▶ _THE TASK_
Reproduce all the lines exactly as they stand, apart from the pictures.
========================================
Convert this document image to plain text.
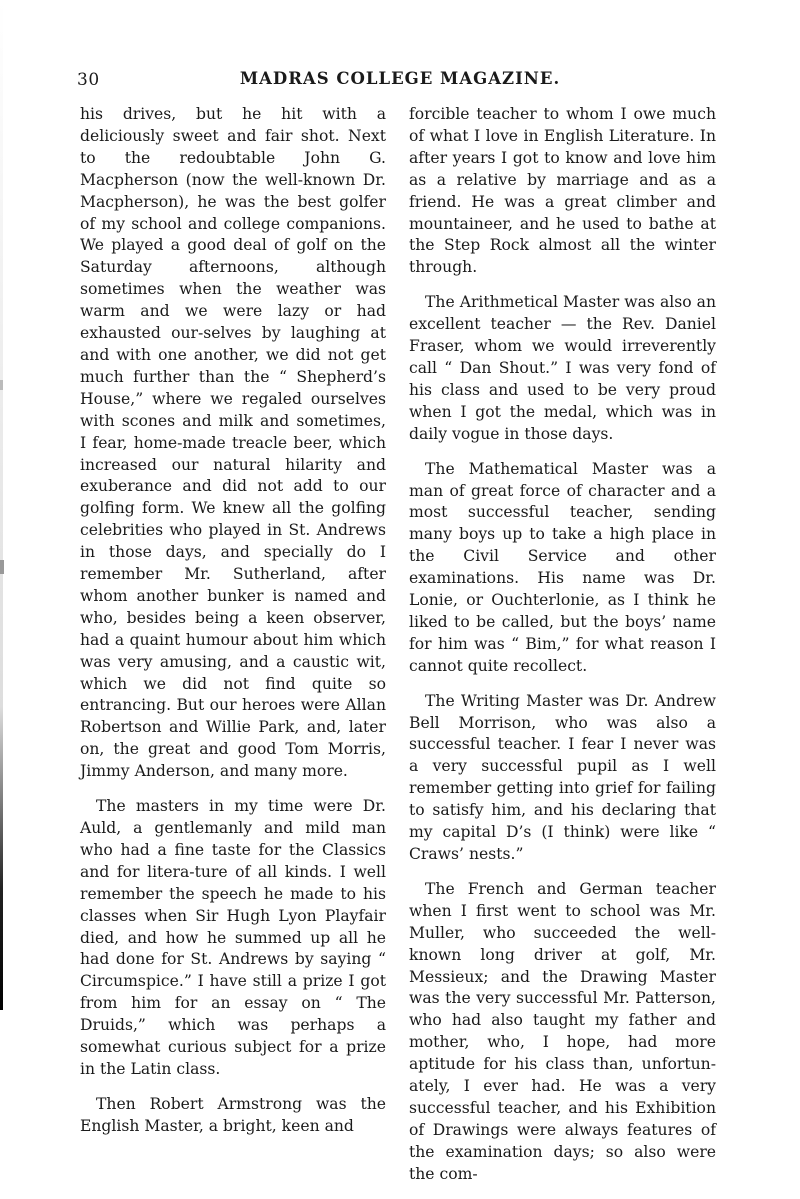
30	MADRAS COLLEGE MAGAZINE.

his drives, but he hit with a deliciously sweet and fair shot. Next to the redoubtable John G. Macpherson (now the well-known Dr. Macpherson), he was the best golfer of my school and college companions. We played a good deal of golf on the Saturday afternoons, although sometimes when the weather was warm and we were lazy or had exhausted our-selves by laughing at and with one another, we did not get much further than the “ Shepherd’s House,” where we regaled ourselves with scones and milk and sometimes, I fear, home-made treacle beer, which increased our natural hilarity and exuberance and did not add to our golfing form. We knew all the golfing celebrities who played in St. Andrews in those days, and specially do I remember Mr. Sutherland, after whom another bunker is named and who, besides being a keen observer, had a quaint humour about him which was very amusing, and a caustic wit, which we did not find quite so entrancing. But our heroes were Allan Robertson and Willie Park, and, later on, the great and good Tom Morris, Jimmy Anderson, and many more.

The masters in my time were Dr. Auld, a gentlemanly and mild man who had a fine taste for the Classics and for litera-ture of all kinds. I well remember the speech he made to his classes when Sir Hugh Lyon Playfair died, and how he summed up all he had done for St. Andrews by saying “ Circumspice.” I have still a prize I got from him for an essay on “ The Druids,” which was perhaps a somewhat curious subject for a prize in the Latin class.

Then Robert Armstrong was the English Master, a bright, keen and

forcible teacher to whom I owe much of what I love in English Literature. In after years I got to know and love him as a relative by marriage and as a friend. He was a great climber and mountaineer, and he used to bathe at the Step Rock almost all the winter through.

The Arithmetical Master was also an excellent teacher — the Rev. Daniel Fraser, whom we would irreverently call “ Dan Shout.” I was very fond of his class and used to be very proud when I got the medal, which was in daily vogue in those days.

The Mathematical Master was a man of great force of character and a most successful teacher, sending many boys up to take a high place in the Civil Service and other examinations. His name was Dr. Lonie, or Ouchterlonie, as I think he liked to be called, but the boys’ name for him was “ Bim,” for what reason I cannot quite recollect.

The Writing Master was Dr. Andrew Bell Morrison, who was also a successful teacher. I fear I never was a very successful pupil as I well remember getting into grief for failing to satisfy him, and his declaring that my capital D’s (I think) were like “ Craws’ nests.”

The French and German teacher when I first went to school was Mr. Muller, who succeeded the well-known long driver at golf, Mr. Messieux; and the Drawing Master was the very successful Mr. Patterson, who had also taught my father and mother, who, I hope, had more aptitude for his class than, unfortun-ately, I ever had. He was a very successful teacher, and his Exhibition of Drawings were always features of the examination days; so also were the com-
========================================
▶ _COMPLETE ANSWER_
Convert this document image to plain text.
30	MADRAS COLLEGE MAGAZINE.

his drives, but he hit with a deliciously sweet and fair shot. Next to the redoubtable John G. Macpherson (now the well-known Dr. Macpherson), he was the best golfer of my school and college companions. We played a good deal of golf on the Saturday afternoons, although sometimes when the weather was warm and we were lazy or had exhausted our-selves by laughing at and with one another, we did not get much further than the “ Shepherd’s House,” where we regaled ourselves with scones and milk and sometimes, I fear, home-made treacle beer, which increased our natural hilarity and exuberance and did not add to our golfing form. We knew all the golfing celebrities who played in St. Andrews in those days, and specially do I remember Mr. Sutherland, after whom another bunker is named and who, besides being a keen observer, had a quaint humour about him which was very amusing, and a caustic wit, which we did not find quite so entrancing. But our heroes were Allan Robertson and Willie Park, and, later on, the great and good Tom Morris, Jimmy Anderson, and many more.

The masters in my time were Dr. Auld, a gentlemanly and mild man who had a fine taste for the Classics and for litera-ture of all kinds. I well remember the speech he made to his classes when Sir Hugh Lyon Playfair died, and how he summed up all he had done for St. Andrews by saying “ Circumspice.” I have still a prize I got from him for an essay on “ The Druids,” which was perhaps a somewhat curious subject for a prize in the Latin class.

Then Robert Armstrong was the English Master, a bright, keen and

forcible teacher to whom I owe much of what I love in English Literature. In after years I got to know and love him as a relative by marriage and as a friend. He was a great climber and mountaineer, and he used to bathe at the Step Rock almost all the winter through.

The Arithmetical Master was also an excellent teacher — the Rev. Daniel Fraser, whom we would irreverently call “ Dan Shout.” I was very fond of his class and used to be very proud when I got the medal, which was in daily vogue in those days.

The Mathematical Master was a man of great force of character and a most successful teacher, sending many boys up to take a high place in the Civil Service and other examinations. His name was Dr. Lonie, or Ouchterlonie, as I think he liked to be called, but the boys’ name for him was “ Bim,” for what reason I cannot quite recollect.

The Writing Master was Dr. Andrew Bell Morrison, who was also a successful teacher. I fear I never was a very successful pupil as I well remember getting into grief for failing to satisfy him, and his declaring that my capital D’s (I think) were like “ Craws’ nests.”

The French and German teacher when I first went to school was Mr. Muller, who succeeded the well-known long driver at golf, Mr. Messieux; and the Drawing Master was the very successful Mr. Patterson, who had also taught my father and mother, who, I hope, had more aptitude for his class than, unfortun-ately, I ever had. He was a very successful teacher, and his Exhibition of Drawings were always features of the examination days; so also were the com-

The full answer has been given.